▶ [Requirement] Without omitting anything, return the records precisely as given.

▶ [Rows]
_ _ _

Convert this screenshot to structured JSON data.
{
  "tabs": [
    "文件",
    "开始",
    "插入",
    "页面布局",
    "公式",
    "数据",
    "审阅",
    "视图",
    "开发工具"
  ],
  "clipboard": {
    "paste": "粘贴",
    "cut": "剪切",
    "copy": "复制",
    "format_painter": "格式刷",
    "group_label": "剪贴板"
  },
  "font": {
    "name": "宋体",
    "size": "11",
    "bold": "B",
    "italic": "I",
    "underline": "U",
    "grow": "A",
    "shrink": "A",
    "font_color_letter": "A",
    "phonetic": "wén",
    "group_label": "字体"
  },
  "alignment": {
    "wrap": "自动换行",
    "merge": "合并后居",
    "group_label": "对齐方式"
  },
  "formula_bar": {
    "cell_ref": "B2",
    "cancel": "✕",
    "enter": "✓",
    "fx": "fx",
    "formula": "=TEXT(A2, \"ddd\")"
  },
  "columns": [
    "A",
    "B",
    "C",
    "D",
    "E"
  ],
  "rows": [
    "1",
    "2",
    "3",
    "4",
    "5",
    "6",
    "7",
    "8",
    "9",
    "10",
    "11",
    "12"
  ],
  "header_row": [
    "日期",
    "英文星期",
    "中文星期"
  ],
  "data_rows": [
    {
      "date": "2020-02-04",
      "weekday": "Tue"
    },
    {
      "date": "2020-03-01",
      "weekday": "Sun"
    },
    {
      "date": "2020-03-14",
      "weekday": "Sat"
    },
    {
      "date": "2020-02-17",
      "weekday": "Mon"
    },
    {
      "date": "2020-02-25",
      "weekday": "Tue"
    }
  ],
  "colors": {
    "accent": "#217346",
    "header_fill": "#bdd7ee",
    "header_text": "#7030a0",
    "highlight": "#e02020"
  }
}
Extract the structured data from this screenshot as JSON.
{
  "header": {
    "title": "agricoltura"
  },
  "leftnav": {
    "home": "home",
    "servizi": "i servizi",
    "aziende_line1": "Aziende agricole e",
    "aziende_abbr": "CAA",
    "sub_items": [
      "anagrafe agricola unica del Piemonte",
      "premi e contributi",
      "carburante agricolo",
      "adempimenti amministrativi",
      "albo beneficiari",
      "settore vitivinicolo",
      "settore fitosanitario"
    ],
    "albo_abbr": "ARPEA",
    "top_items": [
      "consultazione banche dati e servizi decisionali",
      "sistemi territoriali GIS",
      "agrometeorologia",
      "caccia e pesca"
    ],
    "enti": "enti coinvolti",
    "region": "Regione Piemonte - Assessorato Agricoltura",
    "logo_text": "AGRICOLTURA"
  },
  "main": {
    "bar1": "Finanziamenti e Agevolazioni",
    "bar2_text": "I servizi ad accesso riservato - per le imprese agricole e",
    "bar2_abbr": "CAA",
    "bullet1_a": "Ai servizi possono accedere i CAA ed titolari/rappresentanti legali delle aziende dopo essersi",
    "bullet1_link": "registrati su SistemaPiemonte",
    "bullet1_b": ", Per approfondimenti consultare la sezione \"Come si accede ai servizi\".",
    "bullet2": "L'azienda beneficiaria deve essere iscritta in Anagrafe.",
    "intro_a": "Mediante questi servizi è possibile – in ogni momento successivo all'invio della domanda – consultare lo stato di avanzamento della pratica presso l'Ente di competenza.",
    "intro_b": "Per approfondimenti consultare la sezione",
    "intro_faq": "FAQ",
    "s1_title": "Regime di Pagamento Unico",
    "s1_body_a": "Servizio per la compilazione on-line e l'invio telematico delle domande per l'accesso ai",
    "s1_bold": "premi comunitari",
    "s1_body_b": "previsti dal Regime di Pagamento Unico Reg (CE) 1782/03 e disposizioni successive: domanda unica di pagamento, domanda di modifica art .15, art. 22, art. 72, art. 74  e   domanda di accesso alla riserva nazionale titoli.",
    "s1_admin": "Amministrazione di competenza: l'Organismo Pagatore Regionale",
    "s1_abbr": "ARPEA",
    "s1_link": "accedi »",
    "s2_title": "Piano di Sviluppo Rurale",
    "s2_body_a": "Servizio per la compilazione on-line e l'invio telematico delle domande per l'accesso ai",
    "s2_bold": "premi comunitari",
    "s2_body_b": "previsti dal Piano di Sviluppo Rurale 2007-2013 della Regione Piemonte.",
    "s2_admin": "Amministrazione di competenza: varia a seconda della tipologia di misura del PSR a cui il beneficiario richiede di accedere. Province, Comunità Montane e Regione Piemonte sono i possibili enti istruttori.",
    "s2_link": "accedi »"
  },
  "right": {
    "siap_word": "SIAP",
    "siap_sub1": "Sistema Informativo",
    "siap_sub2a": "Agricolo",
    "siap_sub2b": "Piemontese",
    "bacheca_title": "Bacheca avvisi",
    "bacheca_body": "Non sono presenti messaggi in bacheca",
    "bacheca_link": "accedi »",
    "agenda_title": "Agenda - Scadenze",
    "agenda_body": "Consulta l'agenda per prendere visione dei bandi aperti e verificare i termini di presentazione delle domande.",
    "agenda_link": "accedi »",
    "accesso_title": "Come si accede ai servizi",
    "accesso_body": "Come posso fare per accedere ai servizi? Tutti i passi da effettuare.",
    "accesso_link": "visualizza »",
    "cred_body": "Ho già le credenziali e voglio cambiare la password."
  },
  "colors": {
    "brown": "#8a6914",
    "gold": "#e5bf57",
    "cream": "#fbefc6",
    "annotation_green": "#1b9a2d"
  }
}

_ _ _

▶ [Written response]
Convert this screenshot to structured JSON data.
{
  "tabs": [
    "文件",
    "开始",
    "插入",
    "页面布局",
    "公式",
    "数据",
    "审阅",
    "视图",
    "开发工具"
  ],
  "clipboard": {
    "paste": "粘贴",
    "cut": "剪切",
    "copy": "复制",
    "format_painter": "格式刷",
    "group_label": "剪贴板"
  },
  "font": {
    "name": "宋体",
    "size": "11",
    "bold": "B",
    "italic": "I",
    "underline": "U",
    "grow": "A",
    "shrink": "A",
    "font_color_letter": "A",
    "phonetic": "wén",
    "group_label": "字体"
  },
  "alignment": {
    "wrap": "自动换行",
    "merge": "合并后居",
    "group_label": "对齐方式"
  },
  "formula_bar": {
    "cell_ref": "B2",
    "cancel": "✕",
    "enter": "✓",
    "fx": "fx",
    "formula": "=TEXT(A2, \"ddd\")"
  },
  "columns": [
    "A",
    "B",
    "C",
    "D",
    "E"
  ],
  "rows": [
    "1",
    "2",
    "3",
    "4",
    "5",
    "6",
    "7",
    "8",
    "9",
    "10",
    "11",
    "12"
  ],
  "header_row": [
    "日期",
    "英文星期",
    "中文星期"
  ],
  "data_rows": [
    {
      "date": "2020-02-04",
      "weekday": "Tue"
    },
    {
      "date": "2020-03-01",
      "weekday": "Sun"
    },
    {
      "date": "2020-03-14",
      "weekday": "Sat"
    },
    {
      "date": "2020-02-17",
      "weekday": "Mon"
    },
    {
      "date": "2020-02-25",
      "weekday": "Tue"
    }
  ],
  "colors": {
    "accent": "#217346",
    "header_fill": "#bdd7ee",
    "header_text": "#7030a0",
    "highlight": "#e02020"
  }
}
Extract the structured data from this screenshot as JSON.
{
  "header": {
    "title": "agricoltura"
  },
  "leftnav": {
    "home": "home",
    "servizi": "i servizi",
    "aziende_line1": "Aziende agricole e",
    "aziende_abbr": "CAA",
    "sub_items": [
      "anagrafe agricola unica del Piemonte",
      "premi e contributi",
      "carburante agricolo",
      "adempimenti amministrativi",
      "albo beneficiari",
      "settore vitivinicolo",
      "settore fitosanitario"
    ],
    "albo_abbr": "ARPEA",
    "top_items": [
      "consultazione banche dati e servizi decisionali",
      "sistemi territoriali GIS",
      "agrometeorologia",
      "caccia e pesca"
    ],
    "enti": "enti coinvolti",
    "region": "Regione Piemonte - Assessorato Agricoltura",
    "logo_text": "AGRICOLTURA"
  },
  "main": {
    "bar1": "Finanziamenti e Agevolazioni",
    "bar2_text": "I servizi ad accesso riservato - per le imprese agricole e",
    "bar2_abbr": "CAA",
    "bullet1_a": "Ai servizi possono accedere i CAA ed titolari/rappresentanti legali delle aziende dopo essersi",
    "bullet1_link": "registrati su SistemaPiemonte",
    "bullet1_b": ", Per approfondimenti consultare la sezione \"Come si accede ai servizi\".",
    "bullet2": "L'azienda beneficiaria deve essere iscritta in Anagrafe.",
    "intro_a": "Mediante questi servizi è possibile – in ogni momento successivo all'invio della domanda – consultare lo stato di avanzamento della pratica presso l'Ente di competenza.",
    "intro_b": "Per approfondimenti consultare la sezione",
    "intro_faq": "FAQ",
    "s1_title": "Regime di Pagamento Unico",
    "s1_body_a": "Servizio per la compilazione on-line e l'invio telematico delle domande per l'accesso ai",
    "s1_bold": "premi comunitari",
    "s1_body_b": "previsti dal Regime di Pagamento Unico Reg (CE) 1782/03 e disposizioni successive: domanda unica di pagamento, domanda di modifica art .15, art. 22, art. 72, art. 74  e   domanda di accesso alla riserva nazionale titoli.",
    "s1_admin": "Amministrazione di competenza: l'Organismo Pagatore Regionale",
    "s1_abbr": "ARPEA",
    "s1_link": "accedi »",
    "s2_title": "Piano di Sviluppo Rurale",
    "s2_body_a": "Servizio per la compilazione on-line e l'invio telematico delle domande per l'accesso ai",
    "s2_bold": "premi comunitari",
    "s2_body_b": "previsti dal Piano di Sviluppo Rurale 2007-2013 della Regione Piemonte.",
    "s2_admin": "Amministrazione di competenza: varia a seconda della tipologia di misura del PSR a cui il beneficiario richiede di accedere. Province, Comunità Montane e Regione Piemonte sono i possibili enti istruttori.",
    "s2_link": "accedi »"
  },
  "right": {
    "siap_word": "SIAP",
    "siap_sub1": "Sistema Informativo",
    "siap_sub2a": "Agricolo",
    "siap_sub2b": "Piemontese",
    "bacheca_title": "Bacheca avvisi",
    "bacheca_body": "Non sono presenti messaggi in bacheca",
    "bacheca_link": "accedi »",
    "agenda_title": "Agenda - Scadenze",
    "agenda_body": "Consulta l'agenda per prendere visione dei bandi aperti e verificare i termini di presentazione delle domande.",
    "agenda_link": "accedi »",
    "accesso_title": "Come si accede ai servizi",
    "accesso_body": "Come posso fare per accedere ai servizi? Tutti i passi da effettuare.",
    "accesso_link": "visualizza »",
    "cred_body": "Ho già le credenziali e voglio cambiare la password."
  },
  "colors": {
    "brown": "#8a6914",
    "gold": "#e5bf57",
    "cream": "#fbefc6",
    "annotation_green": "#1b9a2d"
  }
}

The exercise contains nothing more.